### SHORT PROBLEM
Pull each line holding "VESA" out of the entries below.

### INPUT DATA
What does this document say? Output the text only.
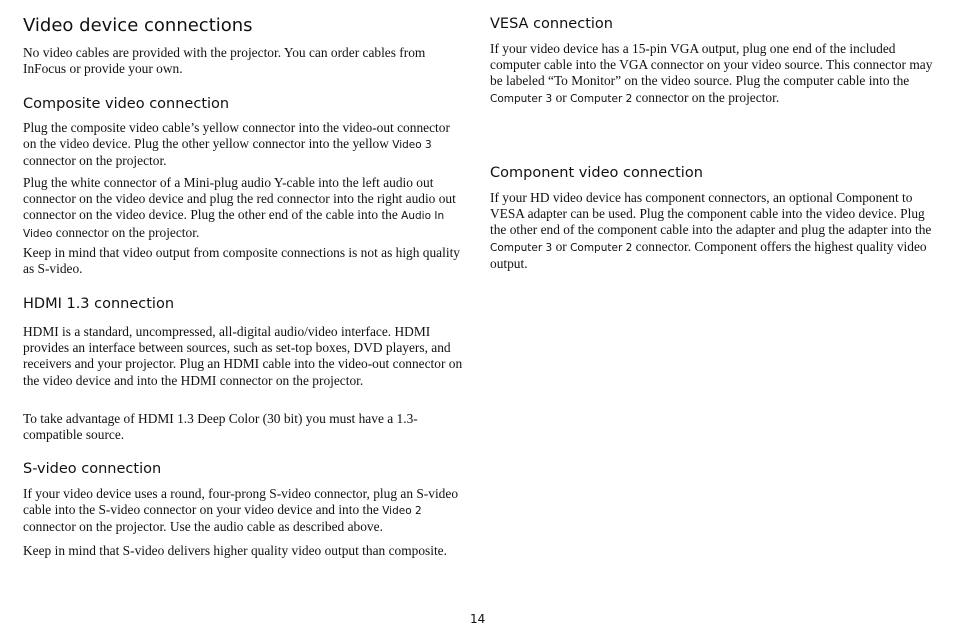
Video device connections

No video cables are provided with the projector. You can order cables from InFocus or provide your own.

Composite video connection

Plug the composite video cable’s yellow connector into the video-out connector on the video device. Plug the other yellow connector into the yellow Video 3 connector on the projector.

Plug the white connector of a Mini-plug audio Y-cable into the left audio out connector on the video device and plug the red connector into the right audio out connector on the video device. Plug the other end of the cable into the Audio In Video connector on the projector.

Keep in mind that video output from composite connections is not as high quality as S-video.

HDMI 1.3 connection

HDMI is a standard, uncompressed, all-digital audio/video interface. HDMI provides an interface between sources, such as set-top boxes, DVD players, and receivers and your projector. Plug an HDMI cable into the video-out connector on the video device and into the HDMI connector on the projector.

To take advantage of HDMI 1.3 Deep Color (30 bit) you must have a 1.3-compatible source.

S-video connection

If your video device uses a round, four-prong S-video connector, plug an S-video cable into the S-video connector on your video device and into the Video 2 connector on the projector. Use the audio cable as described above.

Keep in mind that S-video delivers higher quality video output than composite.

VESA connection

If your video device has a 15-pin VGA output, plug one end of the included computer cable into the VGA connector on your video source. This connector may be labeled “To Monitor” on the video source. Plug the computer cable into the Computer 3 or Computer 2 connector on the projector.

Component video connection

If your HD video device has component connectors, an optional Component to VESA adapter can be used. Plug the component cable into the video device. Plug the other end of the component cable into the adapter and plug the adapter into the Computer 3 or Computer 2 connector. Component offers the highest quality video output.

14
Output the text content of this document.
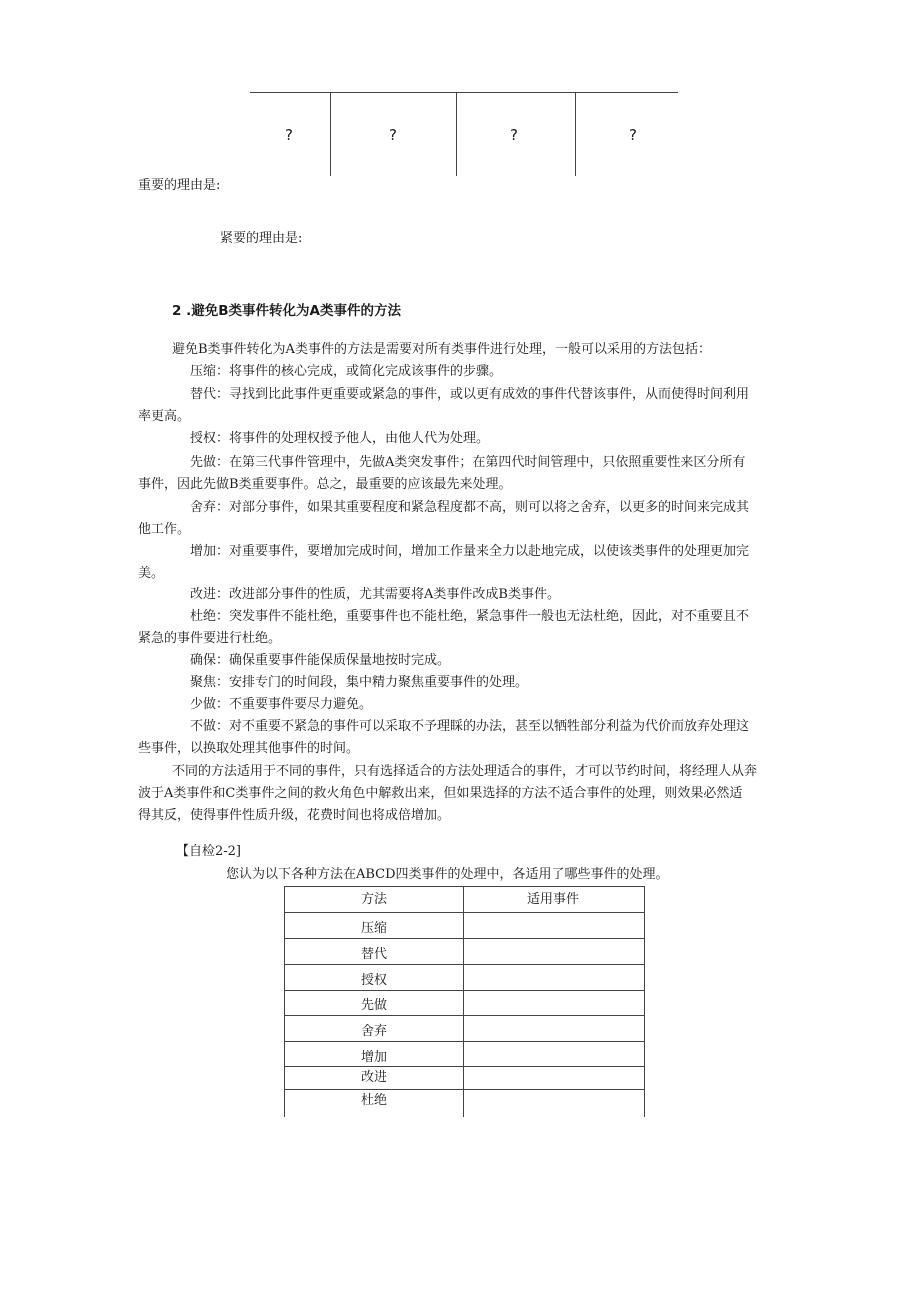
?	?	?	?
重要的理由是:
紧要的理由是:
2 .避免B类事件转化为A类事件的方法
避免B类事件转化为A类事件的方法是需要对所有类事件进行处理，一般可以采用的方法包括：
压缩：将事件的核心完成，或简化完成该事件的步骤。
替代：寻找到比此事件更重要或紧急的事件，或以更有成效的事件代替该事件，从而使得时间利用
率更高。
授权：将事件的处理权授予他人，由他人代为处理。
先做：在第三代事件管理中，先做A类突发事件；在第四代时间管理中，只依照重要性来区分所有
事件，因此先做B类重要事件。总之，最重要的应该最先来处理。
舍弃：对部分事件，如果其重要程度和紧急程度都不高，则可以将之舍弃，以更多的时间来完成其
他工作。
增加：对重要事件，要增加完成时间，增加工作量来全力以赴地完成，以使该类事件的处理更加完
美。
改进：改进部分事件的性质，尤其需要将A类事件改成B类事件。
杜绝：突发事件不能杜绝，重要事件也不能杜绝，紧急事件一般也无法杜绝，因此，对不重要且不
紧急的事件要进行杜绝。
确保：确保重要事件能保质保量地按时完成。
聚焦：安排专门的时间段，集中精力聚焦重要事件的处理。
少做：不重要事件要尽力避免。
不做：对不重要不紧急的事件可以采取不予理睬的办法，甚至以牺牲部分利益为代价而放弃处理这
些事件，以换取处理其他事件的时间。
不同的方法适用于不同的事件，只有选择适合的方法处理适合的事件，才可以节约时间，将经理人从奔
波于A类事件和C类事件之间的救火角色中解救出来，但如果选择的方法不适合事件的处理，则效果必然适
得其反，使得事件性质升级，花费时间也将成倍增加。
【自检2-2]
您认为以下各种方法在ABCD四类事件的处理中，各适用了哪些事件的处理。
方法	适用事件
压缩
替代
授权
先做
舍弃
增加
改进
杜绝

### ANSWER IN FULL
VESA connection
If your HD video device has component connectors, an optional Component to VESA adapter can be used. Plug the component cable into the video device. Plug the other end of the component cable into the adapter and plug the adapter into the Computer 3 or Computer 2 connector. Component offers the highest quality video output.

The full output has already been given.